(Exercise instructions) Please give the data below again in full, exactly as it stands.

* start Source material *

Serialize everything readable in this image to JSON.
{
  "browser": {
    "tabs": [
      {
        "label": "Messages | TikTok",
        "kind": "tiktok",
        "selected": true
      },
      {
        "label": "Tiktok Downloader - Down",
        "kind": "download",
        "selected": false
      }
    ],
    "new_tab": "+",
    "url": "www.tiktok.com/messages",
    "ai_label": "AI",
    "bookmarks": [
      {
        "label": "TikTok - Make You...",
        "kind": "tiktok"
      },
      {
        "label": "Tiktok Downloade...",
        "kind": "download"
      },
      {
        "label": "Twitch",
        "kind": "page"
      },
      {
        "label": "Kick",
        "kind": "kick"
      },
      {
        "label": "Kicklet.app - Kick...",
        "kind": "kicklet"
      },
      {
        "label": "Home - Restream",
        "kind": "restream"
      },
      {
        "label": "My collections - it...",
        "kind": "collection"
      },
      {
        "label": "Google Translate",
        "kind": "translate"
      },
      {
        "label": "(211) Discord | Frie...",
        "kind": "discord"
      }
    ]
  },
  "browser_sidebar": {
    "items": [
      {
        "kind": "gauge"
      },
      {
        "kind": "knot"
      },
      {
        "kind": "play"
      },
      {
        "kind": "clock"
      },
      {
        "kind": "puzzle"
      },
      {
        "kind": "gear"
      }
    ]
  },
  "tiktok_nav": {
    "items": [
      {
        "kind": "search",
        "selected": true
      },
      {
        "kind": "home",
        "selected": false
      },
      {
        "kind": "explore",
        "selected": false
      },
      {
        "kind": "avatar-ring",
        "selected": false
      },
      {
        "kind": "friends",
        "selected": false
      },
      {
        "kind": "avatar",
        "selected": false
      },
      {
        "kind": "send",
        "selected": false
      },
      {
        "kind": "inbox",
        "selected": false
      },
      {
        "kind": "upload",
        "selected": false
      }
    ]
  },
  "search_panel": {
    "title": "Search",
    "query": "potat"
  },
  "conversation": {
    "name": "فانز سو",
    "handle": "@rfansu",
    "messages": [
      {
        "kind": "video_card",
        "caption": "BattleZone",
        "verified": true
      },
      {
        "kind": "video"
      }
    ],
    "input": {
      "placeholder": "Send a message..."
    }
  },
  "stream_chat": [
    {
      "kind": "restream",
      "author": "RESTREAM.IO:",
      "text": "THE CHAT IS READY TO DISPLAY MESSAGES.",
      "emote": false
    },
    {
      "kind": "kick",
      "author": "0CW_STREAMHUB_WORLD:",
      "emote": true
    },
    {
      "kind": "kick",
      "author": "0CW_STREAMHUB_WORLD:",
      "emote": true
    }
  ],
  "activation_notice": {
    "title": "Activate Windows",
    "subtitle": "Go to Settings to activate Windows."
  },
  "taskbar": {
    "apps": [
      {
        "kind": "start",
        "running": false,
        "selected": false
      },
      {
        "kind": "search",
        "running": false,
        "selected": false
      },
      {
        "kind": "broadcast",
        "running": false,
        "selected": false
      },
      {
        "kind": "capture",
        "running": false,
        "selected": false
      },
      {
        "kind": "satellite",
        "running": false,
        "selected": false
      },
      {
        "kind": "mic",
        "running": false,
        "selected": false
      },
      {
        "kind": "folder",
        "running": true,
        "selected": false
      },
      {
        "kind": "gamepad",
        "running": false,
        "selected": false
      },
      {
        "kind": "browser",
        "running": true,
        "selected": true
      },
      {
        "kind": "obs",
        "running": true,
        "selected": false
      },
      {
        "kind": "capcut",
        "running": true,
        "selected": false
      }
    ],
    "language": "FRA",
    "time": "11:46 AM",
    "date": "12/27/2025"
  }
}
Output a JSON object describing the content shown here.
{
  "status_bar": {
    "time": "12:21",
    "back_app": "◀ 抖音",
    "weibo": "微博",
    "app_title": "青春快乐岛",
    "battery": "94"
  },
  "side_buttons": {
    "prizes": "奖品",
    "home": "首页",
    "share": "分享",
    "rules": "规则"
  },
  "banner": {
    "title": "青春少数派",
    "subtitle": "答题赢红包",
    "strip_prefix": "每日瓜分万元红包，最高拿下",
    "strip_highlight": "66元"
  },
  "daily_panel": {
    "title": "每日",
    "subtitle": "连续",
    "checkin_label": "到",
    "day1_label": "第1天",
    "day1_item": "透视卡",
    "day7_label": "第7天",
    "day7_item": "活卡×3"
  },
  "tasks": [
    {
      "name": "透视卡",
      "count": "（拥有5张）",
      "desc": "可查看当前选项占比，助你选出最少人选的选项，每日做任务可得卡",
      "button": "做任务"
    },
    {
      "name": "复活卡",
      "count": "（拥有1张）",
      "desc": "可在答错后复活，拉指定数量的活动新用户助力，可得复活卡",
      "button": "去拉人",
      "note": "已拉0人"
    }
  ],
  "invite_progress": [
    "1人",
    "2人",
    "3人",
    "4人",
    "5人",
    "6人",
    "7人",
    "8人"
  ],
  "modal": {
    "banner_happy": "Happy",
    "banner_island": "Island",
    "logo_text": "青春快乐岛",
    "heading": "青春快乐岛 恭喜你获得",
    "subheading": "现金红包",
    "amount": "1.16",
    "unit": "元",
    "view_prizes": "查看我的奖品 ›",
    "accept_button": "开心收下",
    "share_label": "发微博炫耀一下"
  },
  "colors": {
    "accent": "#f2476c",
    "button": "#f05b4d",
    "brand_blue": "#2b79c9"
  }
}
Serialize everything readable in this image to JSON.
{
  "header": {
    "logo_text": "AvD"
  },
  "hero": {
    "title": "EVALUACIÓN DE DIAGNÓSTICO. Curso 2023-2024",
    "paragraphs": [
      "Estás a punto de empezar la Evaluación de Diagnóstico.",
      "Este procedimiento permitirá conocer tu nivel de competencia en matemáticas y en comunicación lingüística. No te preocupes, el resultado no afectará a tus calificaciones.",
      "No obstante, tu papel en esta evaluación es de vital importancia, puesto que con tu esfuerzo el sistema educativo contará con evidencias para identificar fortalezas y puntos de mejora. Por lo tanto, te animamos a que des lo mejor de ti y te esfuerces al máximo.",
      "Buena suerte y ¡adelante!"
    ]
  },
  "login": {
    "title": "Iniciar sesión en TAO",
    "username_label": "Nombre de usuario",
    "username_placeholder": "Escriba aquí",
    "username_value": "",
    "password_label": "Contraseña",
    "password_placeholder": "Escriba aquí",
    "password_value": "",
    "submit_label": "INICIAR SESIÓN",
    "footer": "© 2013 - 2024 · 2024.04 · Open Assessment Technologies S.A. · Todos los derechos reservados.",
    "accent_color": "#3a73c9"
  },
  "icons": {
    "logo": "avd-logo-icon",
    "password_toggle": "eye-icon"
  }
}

* end Source material *

(Output)
Serialize everything readable in this image to JSON.
{
  "browser": {
    "tabs": [
      {
        "label": "Messages | TikTok",
        "kind": "tiktok",
        "selected": true
      },
      {
        "label": "Tiktok Downloader - Down",
        "kind": "download",
        "selected": false
      }
    ],
    "new_tab": "+",
    "url": "www.tiktok.com/messages",
    "ai_label": "AI",
    "bookmarks": [
      {
        "label": "TikTok - Make You...",
        "kind": "tiktok"
      },
      {
        "label": "Tiktok Downloade...",
        "kind": "download"
      },
      {
        "label": "Twitch",
        "kind": "page"
      },
      {
        "label": "Kick",
        "kind": "kick"
      },
      {
        "label": "Kicklet.app - Kick...",
        "kind": "kicklet"
      },
      {
        "label": "Home - Restream",
        "kind": "restream"
      },
      {
        "label": "My collections - it...",
        "kind": "collection"
      },
      {
        "label": "Google Translate",
        "kind": "translate"
      },
      {
        "label": "(211) Discord | Frie...",
        "kind": "discord"
      }
    ]
  },
  "browser_sidebar": {
    "items": [
      {
        "kind": "gauge"
      },
      {
        "kind": "knot"
      },
      {
        "kind": "play"
      },
      {
        "kind": "clock"
      },
      {
        "kind": "puzzle"
      },
      {
        "kind": "gear"
      }
    ]
  },
  "tiktok_nav": {
    "items": [
      {
        "kind": "search",
        "selected": true
      },
      {
        "kind": "home",
        "selected": false
      },
      {
        "kind": "explore",
        "selected": false
      },
      {
        "kind": "avatar-ring",
        "selected": false
      },
      {
        "kind": "friends",
        "selected": false
      },
      {
        "kind": "avatar",
        "selected": false
      },
      {
        "kind": "send",
        "selected": false
      },
      {
        "kind": "inbox",
        "selected": false
      },
      {
        "kind": "upload",
        "selected": false
      }
    ]
  },
  "search_panel": {
    "title": "Search",
    "query": "potat"
  },
  "conversation": {
    "name": "فانز سو",
    "handle": "@rfansu",
    "messages": [
      {
        "kind": "video_card",
        "caption": "BattleZone",
        "verified": true
      },
      {
        "kind": "video"
      }
    ],
    "input": {
      "placeholder": "Send a message..."
    }
  },
  "stream_chat": [
    {
      "kind": "restream",
      "author": "RESTREAM.IO:",
      "text": "THE CHAT IS READY TO DISPLAY MESSAGES.",
      "emote": false
    },
    {
      "kind": "kick",
      "author": "0CW_STREAMHUB_WORLD:",
      "emote": true
    },
    {
      "kind": "kick",
      "author": "0CW_STREAMHUB_WORLD:",
      "emote": true
    }
  ],
  "activation_notice": {
    "title": "Activate Windows",
    "subtitle": "Go to Settings to activate Windows."
  },
  "taskbar": {
    "apps": [
      {
        "kind": "start",
        "running": false,
        "selected": false
      },
      {
        "kind": "search",
        "running": false,
        "selected": false
      },
      {
        "kind": "broadcast",
        "running": false,
        "selected": false
      },
      {
        "kind": "capture",
        "running": false,
        "selected": false
      },
      {
        "kind": "satellite",
        "running": false,
        "selected": false
      },
      {
        "kind": "mic",
        "running": false,
        "selected": false
      },
      {
        "kind": "folder",
        "running": true,
        "selected": false
      },
      {
        "kind": "gamepad",
        "running": false,
        "selected": false
      },
      {
        "kind": "browser",
        "running": true,
        "selected": true
      },
      {
        "kind": "obs",
        "running": true,
        "selected": false
      },
      {
        "kind": "capcut",
        "running": true,
        "selected": false
      }
    ],
    "language": "FRA",
    "time": "11:46 AM",
    "date": "12/27/2025"
  }
}
Output a JSON object describing the content shown here.
{
  "status_bar": {
    "time": "12:21",
    "back_app": "◀ 抖音",
    "weibo": "微博",
    "app_title": "青春快乐岛",
    "battery": "94"
  },
  "side_buttons": {
    "prizes": "奖品",
    "home": "首页",
    "share": "分享",
    "rules": "规则"
  },
  "banner": {
    "title": "青春少数派",
    "subtitle": "答题赢红包",
    "strip_prefix": "每日瓜分万元红包，最高拿下",
    "strip_highlight": "66元"
  },
  "daily_panel": {
    "title": "每日",
    "subtitle": "连续",
    "checkin_label": "到",
    "day1_label": "第1天",
    "day1_item": "透视卡",
    "day7_label": "第7天",
    "day7_item": "活卡×3"
  },
  "tasks": [
    {
      "name": "透视卡",
      "count": "（拥有5张）",
      "desc": "可查看当前选项占比，助你选出最少人选的选项，每日做任务可得卡",
      "button": "做任务"
    },
    {
      "name": "复活卡",
      "count": "（拥有1张）",
      "desc": "可在答错后复活，拉指定数量的活动新用户助力，可得复活卡",
      "button": "去拉人",
      "note": "已拉0人"
    }
  ],
  "invite_progress": [
    "1人",
    "2人",
    "3人",
    "4人",
    "5人",
    "6人",
    "7人",
    "8人"
  ],
  "modal": {
    "banner_happy": "Happy",
    "banner_island": "Island",
    "logo_text": "青春快乐岛",
    "heading": "青春快乐岛 恭喜你获得",
    "subheading": "现金红包",
    "amount": "1.16",
    "unit": "元",
    "view_prizes": "查看我的奖品 ›",
    "accept_button": "开心收下",
    "share_label": "发微博炫耀一下"
  },
  "colors": {
    "accent": "#f2476c",
    "button": "#f05b4d",
    "brand_blue": "#2b79c9"
  }
}
Serialize everything readable in this image to JSON.
{
  "header": {
    "logo_text": "AvD"
  },
  "hero": {
    "title": "EVALUACIÓN DE DIAGNÓSTICO. Curso 2023-2024",
    "paragraphs": [
      "Estás a punto de empezar la Evaluación de Diagnóstico.",
      "Este procedimiento permitirá conocer tu nivel de competencia en matemáticas y en comunicación lingüística. No te preocupes, el resultado no afectará a tus calificaciones.",
      "No obstante, tu papel en esta evaluación es de vital importancia, puesto que con tu esfuerzo el sistema educativo contará con evidencias para identificar fortalezas y puntos de mejora. Por lo tanto, te animamos a que des lo mejor de ti y te esfuerces al máximo.",
      "Buena suerte y ¡adelante!"
    ]
  },
  "login": {
    "title": "Iniciar sesión en TAO",
    "username_label": "Nombre de usuario",
    "username_placeholder": "Escriba aquí",
    "username_value": "",
    "password_label": "Contraseña",
    "password_placeholder": "Escriba aquí",
    "password_value": "",
    "submit_label": "INICIAR SESIÓN",
    "footer": "© 2013 - 2024 · 2024.04 · Open Assessment Technologies S.A. · Todos los derechos reservados.",
    "accent_color": "#3a73c9"
  },
  "icons": {
    "logo": "avd-logo-icon",
    "password_toggle": "eye-icon"
  }
}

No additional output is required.